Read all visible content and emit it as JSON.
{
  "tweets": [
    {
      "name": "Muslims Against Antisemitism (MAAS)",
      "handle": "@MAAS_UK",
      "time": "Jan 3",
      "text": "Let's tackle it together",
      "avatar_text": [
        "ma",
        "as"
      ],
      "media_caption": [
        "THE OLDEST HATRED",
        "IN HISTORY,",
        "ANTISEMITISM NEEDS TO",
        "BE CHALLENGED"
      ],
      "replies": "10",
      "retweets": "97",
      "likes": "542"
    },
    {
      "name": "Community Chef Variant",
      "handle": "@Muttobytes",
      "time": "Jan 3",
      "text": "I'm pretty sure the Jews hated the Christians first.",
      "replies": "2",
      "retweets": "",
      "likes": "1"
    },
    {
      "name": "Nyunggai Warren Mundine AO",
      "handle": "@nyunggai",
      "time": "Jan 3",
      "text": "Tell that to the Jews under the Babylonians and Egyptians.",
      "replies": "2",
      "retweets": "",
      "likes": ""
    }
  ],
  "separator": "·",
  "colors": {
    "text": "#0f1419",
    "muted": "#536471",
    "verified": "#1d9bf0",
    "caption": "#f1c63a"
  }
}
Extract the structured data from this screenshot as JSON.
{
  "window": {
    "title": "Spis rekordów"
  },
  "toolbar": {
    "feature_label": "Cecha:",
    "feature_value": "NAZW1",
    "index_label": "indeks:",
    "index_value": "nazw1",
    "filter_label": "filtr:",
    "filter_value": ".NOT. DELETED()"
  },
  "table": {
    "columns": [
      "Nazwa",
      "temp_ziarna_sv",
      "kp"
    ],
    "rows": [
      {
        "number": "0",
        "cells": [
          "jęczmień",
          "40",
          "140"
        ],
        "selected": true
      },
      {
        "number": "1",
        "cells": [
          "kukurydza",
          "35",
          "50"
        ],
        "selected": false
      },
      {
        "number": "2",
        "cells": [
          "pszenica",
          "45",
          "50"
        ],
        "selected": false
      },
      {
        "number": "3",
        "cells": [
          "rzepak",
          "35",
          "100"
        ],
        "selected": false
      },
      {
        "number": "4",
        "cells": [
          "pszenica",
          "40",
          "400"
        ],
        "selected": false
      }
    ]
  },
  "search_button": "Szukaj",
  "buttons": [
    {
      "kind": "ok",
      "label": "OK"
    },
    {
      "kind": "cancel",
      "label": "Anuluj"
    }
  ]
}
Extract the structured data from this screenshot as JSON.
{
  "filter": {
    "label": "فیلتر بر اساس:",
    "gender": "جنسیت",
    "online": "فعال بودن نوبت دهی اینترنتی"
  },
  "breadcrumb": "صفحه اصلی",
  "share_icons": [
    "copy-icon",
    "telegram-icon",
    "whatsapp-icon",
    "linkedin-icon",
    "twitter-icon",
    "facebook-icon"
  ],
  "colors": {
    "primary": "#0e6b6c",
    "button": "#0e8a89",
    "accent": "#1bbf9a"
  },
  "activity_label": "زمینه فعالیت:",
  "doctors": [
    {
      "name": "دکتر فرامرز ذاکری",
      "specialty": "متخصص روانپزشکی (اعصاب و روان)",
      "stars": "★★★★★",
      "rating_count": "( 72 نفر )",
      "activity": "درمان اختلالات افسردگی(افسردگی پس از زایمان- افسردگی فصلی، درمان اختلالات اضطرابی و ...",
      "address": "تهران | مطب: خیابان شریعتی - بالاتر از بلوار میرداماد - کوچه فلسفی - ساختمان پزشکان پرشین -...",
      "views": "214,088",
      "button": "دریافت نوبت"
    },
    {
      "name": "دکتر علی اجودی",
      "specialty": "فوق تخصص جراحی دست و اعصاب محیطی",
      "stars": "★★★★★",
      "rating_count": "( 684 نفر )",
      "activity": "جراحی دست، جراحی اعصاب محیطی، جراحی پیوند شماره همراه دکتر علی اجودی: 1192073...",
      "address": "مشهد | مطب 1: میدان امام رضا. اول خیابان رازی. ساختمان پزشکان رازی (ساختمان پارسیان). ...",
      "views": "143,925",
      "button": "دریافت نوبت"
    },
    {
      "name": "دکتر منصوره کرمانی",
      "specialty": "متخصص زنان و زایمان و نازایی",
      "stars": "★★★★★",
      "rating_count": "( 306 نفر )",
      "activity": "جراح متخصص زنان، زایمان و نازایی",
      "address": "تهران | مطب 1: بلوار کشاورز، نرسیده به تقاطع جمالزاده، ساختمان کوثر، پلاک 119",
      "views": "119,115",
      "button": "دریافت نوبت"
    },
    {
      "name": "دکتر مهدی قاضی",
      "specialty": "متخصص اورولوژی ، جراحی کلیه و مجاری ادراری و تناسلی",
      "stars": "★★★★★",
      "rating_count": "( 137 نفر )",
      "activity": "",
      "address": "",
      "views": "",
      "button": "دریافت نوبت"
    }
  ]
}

What you should do: Type the material above out again, exactly.

Completed exercise:
Read all visible content and emit it as JSON.
{
  "tweets": [
    {
      "name": "Muslims Against Antisemitism (MAAS)",
      "handle": "@MAAS_UK",
      "time": "Jan 3",
      "text": "Let's tackle it together",
      "avatar_text": [
        "ma",
        "as"
      ],
      "media_caption": [
        "THE OLDEST HATRED",
        "IN HISTORY,",
        "ANTISEMITISM NEEDS TO",
        "BE CHALLENGED"
      ],
      "replies": "10",
      "retweets": "97",
      "likes": "542"
    },
    {
      "name": "Community Chef Variant",
      "handle": "@Muttobytes",
      "time": "Jan 3",
      "text": "I'm pretty sure the Jews hated the Christians first.",
      "replies": "2",
      "retweets": "",
      "likes": "1"
    },
    {
      "name": "Nyunggai Warren Mundine AO",
      "handle": "@nyunggai",
      "time": "Jan 3",
      "text": "Tell that to the Jews under the Babylonians and Egyptians.",
      "replies": "2",
      "retweets": "",
      "likes": ""
    }
  ],
  "separator": "·",
  "colors": {
    "text": "#0f1419",
    "muted": "#536471",
    "verified": "#1d9bf0",
    "caption": "#f1c63a"
  }
}
Extract the structured data from this screenshot as JSON.
{
  "window": {
    "title": "Spis rekordów"
  },
  "toolbar": {
    "feature_label": "Cecha:",
    "feature_value": "NAZW1",
    "index_label": "indeks:",
    "index_value": "nazw1",
    "filter_label": "filtr:",
    "filter_value": ".NOT. DELETED()"
  },
  "table": {
    "columns": [
      "Nazwa",
      "temp_ziarna_sv",
      "kp"
    ],
    "rows": [
      {
        "number": "0",
        "cells": [
          "jęczmień",
          "40",
          "140"
        ],
        "selected": true
      },
      {
        "number": "1",
        "cells": [
          "kukurydza",
          "35",
          "50"
        ],
        "selected": false
      },
      {
        "number": "2",
        "cells": [
          "pszenica",
          "45",
          "50"
        ],
        "selected": false
      },
      {
        "number": "3",
        "cells": [
          "rzepak",
          "35",
          "100"
        ],
        "selected": false
      },
      {
        "number": "4",
        "cells": [
          "pszenica",
          "40",
          "400"
        ],
        "selected": false
      }
    ]
  },
  "search_button": "Szukaj",
  "buttons": [
    {
      "kind": "ok",
      "label": "OK"
    },
    {
      "kind": "cancel",
      "label": "Anuluj"
    }
  ]
}
Extract the structured data from this screenshot as JSON.
{
  "filter": {
    "label": "فیلتر بر اساس:",
    "gender": "جنسیت",
    "online": "فعال بودن نوبت دهی اینترنتی"
  },
  "breadcrumb": "صفحه اصلی",
  "share_icons": [
    "copy-icon",
    "telegram-icon",
    "whatsapp-icon",
    "linkedin-icon",
    "twitter-icon",
    "facebook-icon"
  ],
  "colors": {
    "primary": "#0e6b6c",
    "button": "#0e8a89",
    "accent": "#1bbf9a"
  },
  "activity_label": "زمینه فعالیت:",
  "doctors": [
    {
      "name": "دکتر فرامرز ذاکری",
      "specialty": "متخصص روانپزشکی (اعصاب و روان)",
      "stars": "★★★★★",
      "rating_count": "( 72 نفر )",
      "activity": "درمان اختلالات افسردگی(افسردگی پس از زایمان- افسردگی فصلی، درمان اختلالات اضطرابی و ...",
      "address": "تهران | مطب: خیابان شریعتی - بالاتر از بلوار میرداماد - کوچه فلسفی - ساختمان پزشکان پرشین -...",
      "views": "214,088",
      "button": "دریافت نوبت"
    },
    {
      "name": "دکتر علی اجودی",
      "specialty": "فوق تخصص جراحی دست و اعصاب محیطی",
      "stars": "★★★★★",
      "rating_count": "( 684 نفر )",
      "activity": "جراحی دست، جراحی اعصاب محیطی، جراحی پیوند شماره همراه دکتر علی اجودی: 1192073...",
      "address": "مشهد | مطب 1: میدان امام رضا. اول خیابان رازی. ساختمان پزشکان رازی (ساختمان پارسیان). ...",
      "views": "143,925",
      "button": "دریافت نوبت"
    },
    {
      "name": "دکتر منصوره کرمانی",
      "specialty": "متخصص زنان و زایمان و نازایی",
      "stars": "★★★★★",
      "rating_count": "( 306 نفر )",
      "activity": "جراح متخصص زنان، زایمان و نازایی",
      "address": "تهران | مطب 1: بلوار کشاورز، نرسیده به تقاطع جمالزاده، ساختمان کوثر، پلاک 119",
      "views": "119,115",
      "button": "دریافت نوبت"
    },
    {
      "name": "دکتر مهدی قاضی",
      "specialty": "متخصص اورولوژی ، جراحی کلیه و مجاری ادراری و تناسلی",
      "stars": "★★★★★",
      "rating_count": "( 137 نفر )",
      "activity": "",
      "address": "",
      "views": "",
      "button": "دریافت نوبت"
    }
  ]
}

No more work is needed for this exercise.